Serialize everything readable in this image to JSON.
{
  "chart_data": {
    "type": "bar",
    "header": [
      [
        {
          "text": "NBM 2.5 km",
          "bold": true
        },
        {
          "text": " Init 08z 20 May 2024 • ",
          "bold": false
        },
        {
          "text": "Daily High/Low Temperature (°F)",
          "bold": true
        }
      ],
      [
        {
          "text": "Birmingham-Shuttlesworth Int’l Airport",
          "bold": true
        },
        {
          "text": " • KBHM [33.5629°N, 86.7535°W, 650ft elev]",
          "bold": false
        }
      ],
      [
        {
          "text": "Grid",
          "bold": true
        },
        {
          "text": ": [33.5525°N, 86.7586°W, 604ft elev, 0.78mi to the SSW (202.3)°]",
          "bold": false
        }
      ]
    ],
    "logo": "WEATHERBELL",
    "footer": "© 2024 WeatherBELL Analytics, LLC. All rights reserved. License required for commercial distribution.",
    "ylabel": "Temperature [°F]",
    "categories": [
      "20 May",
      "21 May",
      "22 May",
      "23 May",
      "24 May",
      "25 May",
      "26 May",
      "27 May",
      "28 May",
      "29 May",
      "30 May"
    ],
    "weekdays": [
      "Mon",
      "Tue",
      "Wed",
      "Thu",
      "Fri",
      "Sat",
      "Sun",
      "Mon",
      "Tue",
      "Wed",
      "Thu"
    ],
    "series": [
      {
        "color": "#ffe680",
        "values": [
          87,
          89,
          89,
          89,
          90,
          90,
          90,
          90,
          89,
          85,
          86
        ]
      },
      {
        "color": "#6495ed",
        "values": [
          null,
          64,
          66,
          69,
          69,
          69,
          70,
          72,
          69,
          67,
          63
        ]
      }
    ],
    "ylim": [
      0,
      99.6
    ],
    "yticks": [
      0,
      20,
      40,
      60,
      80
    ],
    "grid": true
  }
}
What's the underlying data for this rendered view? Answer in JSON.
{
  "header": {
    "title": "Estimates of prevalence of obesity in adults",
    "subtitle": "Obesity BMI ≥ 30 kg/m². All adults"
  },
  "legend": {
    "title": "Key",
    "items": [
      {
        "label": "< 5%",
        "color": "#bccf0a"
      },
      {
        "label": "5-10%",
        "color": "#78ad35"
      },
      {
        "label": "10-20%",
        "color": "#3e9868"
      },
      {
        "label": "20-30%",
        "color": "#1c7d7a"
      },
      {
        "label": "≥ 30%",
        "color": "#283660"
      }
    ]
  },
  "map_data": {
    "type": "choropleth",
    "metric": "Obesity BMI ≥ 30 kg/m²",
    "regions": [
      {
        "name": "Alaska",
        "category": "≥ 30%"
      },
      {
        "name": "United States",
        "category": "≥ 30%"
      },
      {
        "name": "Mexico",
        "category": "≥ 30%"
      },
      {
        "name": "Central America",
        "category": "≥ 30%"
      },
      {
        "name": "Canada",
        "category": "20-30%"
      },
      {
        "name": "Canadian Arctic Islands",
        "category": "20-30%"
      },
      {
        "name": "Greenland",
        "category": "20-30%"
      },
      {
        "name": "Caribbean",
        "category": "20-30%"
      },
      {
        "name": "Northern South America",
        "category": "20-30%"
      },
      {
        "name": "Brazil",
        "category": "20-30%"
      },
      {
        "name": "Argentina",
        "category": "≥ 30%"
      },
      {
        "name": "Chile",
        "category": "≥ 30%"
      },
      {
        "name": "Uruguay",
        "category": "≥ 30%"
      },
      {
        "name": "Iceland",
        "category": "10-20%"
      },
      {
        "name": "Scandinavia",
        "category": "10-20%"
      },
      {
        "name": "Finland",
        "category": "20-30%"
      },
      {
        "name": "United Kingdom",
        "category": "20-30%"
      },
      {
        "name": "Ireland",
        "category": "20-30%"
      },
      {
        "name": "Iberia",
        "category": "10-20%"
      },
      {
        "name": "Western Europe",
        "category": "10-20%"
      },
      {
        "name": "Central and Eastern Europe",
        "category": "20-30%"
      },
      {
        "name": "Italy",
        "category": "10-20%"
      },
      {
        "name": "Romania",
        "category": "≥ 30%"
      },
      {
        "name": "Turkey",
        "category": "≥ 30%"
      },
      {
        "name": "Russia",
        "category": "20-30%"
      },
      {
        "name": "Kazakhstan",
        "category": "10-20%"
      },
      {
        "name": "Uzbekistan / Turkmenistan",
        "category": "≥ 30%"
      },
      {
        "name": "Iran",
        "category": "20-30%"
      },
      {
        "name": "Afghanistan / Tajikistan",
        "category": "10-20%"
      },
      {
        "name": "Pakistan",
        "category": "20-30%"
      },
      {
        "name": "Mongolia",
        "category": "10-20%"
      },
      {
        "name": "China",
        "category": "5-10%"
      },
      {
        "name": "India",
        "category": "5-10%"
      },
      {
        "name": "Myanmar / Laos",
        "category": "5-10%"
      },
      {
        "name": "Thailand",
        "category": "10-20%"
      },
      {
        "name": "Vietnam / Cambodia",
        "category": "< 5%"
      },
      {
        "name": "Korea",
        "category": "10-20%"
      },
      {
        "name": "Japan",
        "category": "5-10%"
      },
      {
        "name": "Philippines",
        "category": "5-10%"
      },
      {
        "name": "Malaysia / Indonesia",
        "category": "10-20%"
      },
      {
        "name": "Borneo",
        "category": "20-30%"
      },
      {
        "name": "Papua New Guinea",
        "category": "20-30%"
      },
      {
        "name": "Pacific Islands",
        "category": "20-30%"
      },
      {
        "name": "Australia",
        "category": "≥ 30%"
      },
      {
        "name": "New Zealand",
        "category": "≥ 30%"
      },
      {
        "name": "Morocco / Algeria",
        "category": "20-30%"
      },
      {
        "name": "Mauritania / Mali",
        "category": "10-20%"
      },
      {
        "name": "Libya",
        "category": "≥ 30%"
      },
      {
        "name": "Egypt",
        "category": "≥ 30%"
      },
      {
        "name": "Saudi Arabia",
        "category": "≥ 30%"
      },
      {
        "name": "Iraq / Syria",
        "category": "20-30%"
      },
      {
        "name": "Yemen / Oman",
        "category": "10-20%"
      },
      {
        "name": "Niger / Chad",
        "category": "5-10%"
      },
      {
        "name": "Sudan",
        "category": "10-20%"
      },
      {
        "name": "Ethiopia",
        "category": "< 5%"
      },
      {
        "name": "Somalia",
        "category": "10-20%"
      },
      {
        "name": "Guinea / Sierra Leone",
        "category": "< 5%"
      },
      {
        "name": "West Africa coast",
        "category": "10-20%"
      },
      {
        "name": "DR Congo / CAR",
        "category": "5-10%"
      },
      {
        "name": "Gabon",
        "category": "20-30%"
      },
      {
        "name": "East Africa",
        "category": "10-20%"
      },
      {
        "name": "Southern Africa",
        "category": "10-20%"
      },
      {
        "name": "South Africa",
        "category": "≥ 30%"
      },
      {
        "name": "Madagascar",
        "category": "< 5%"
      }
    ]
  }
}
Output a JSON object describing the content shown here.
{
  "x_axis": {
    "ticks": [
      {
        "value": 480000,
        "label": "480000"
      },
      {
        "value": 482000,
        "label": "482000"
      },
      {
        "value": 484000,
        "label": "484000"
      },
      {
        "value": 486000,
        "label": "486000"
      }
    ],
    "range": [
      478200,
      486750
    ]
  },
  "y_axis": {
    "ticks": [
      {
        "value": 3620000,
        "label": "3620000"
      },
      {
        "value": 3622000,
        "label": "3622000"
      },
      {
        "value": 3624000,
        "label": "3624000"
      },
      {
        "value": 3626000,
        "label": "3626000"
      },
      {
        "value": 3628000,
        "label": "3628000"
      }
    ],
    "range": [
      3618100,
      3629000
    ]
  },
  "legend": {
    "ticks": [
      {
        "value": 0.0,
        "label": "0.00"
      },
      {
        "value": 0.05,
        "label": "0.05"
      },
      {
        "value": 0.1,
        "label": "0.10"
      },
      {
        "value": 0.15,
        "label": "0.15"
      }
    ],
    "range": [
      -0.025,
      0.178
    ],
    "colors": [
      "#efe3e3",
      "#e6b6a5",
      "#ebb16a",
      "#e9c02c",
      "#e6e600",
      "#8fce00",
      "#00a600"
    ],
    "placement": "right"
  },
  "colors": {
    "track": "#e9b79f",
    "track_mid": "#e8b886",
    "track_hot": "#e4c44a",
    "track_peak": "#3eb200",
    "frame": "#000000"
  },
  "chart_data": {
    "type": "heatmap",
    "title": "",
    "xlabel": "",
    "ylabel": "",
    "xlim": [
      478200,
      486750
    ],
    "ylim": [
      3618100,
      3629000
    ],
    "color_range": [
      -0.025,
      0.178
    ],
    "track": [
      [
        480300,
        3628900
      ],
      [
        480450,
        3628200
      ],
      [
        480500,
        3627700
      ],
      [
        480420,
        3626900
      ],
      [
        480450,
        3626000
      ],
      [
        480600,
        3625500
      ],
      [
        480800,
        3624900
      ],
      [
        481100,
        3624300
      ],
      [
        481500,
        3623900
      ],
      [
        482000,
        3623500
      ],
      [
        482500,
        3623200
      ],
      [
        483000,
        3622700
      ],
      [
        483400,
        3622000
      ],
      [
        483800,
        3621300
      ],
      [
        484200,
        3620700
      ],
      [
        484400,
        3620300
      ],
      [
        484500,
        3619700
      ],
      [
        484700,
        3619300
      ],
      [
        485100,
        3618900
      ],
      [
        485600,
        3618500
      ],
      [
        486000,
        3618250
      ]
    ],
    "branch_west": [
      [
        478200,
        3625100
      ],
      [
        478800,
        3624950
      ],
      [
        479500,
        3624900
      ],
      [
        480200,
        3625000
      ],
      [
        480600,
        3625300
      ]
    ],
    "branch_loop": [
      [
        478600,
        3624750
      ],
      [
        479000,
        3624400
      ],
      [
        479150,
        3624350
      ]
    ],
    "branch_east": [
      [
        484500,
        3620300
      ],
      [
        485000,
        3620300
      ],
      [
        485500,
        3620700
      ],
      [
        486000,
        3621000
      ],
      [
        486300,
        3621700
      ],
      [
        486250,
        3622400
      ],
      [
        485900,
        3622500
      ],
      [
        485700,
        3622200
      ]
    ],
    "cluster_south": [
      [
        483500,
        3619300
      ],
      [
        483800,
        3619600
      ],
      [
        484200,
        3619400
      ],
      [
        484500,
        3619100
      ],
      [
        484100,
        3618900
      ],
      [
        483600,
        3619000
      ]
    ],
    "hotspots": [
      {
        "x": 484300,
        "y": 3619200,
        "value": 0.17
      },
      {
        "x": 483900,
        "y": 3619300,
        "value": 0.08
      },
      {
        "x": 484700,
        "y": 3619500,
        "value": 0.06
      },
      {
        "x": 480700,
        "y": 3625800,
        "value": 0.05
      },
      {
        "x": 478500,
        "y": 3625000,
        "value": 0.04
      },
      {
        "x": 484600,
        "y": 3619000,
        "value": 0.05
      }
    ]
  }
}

_WHAT TO DO_
Only lines with the string "Central" belong in your answer; copy each one.

_SOLUTION TO THIS TASK_
        "name": "Central America",
        "name": "Central and Eastern Europe",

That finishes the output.